Exercise inputs:
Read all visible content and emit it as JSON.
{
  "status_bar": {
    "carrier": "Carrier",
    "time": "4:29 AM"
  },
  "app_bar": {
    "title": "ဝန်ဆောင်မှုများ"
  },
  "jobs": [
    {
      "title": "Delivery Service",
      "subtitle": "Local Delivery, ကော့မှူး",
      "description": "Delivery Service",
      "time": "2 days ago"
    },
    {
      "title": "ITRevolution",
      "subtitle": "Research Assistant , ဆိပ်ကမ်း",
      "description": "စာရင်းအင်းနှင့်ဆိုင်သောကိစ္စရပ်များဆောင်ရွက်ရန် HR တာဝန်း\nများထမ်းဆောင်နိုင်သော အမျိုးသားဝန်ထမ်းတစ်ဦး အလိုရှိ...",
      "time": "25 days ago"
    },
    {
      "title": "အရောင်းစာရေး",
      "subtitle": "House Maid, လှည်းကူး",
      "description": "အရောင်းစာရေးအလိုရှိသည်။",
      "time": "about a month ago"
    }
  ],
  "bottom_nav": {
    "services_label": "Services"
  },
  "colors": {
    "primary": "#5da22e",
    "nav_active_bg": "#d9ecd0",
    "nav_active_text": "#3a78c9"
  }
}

What the exercise asks: Return the whole listing exactly.

Answer to the problem:
Read all visible content and emit it as JSON.
{
  "status_bar": {
    "carrier": "Carrier",
    "time": "4:29 AM"
  },
  "app_bar": {
    "title": "ဝန်ဆောင်မှုများ"
  },
  "jobs": [
    {
      "title": "Delivery Service",
      "subtitle": "Local Delivery, ကော့မှူး",
      "description": "Delivery Service",
      "time": "2 days ago"
    },
    {
      "title": "ITRevolution",
      "subtitle": "Research Assistant , ဆိပ်ကမ်း",
      "description": "စာရင်းအင်းနှင့်ဆိုင်သောကိစ္စရပ်များဆောင်ရွက်ရန် HR တာဝန်း\nများထမ်းဆောင်နိုင်သော အမျိုးသားဝန်ထမ်းတစ်ဦး အလိုရှိ...",
      "time": "25 days ago"
    },
    {
      "title": "အရောင်းစာရေး",
      "subtitle": "House Maid, လှည်းကူး",
      "description": "အရောင်းစာရေးအလိုရှိသည်။",
      "time": "about a month ago"
    }
  ],
  "bottom_nav": {
    "services_label": "Services"
  },
  "colors": {
    "primary": "#5da22e",
    "nav_active_bg": "#d9ecd0",
    "nav_active_text": "#3a78c9"
  }
}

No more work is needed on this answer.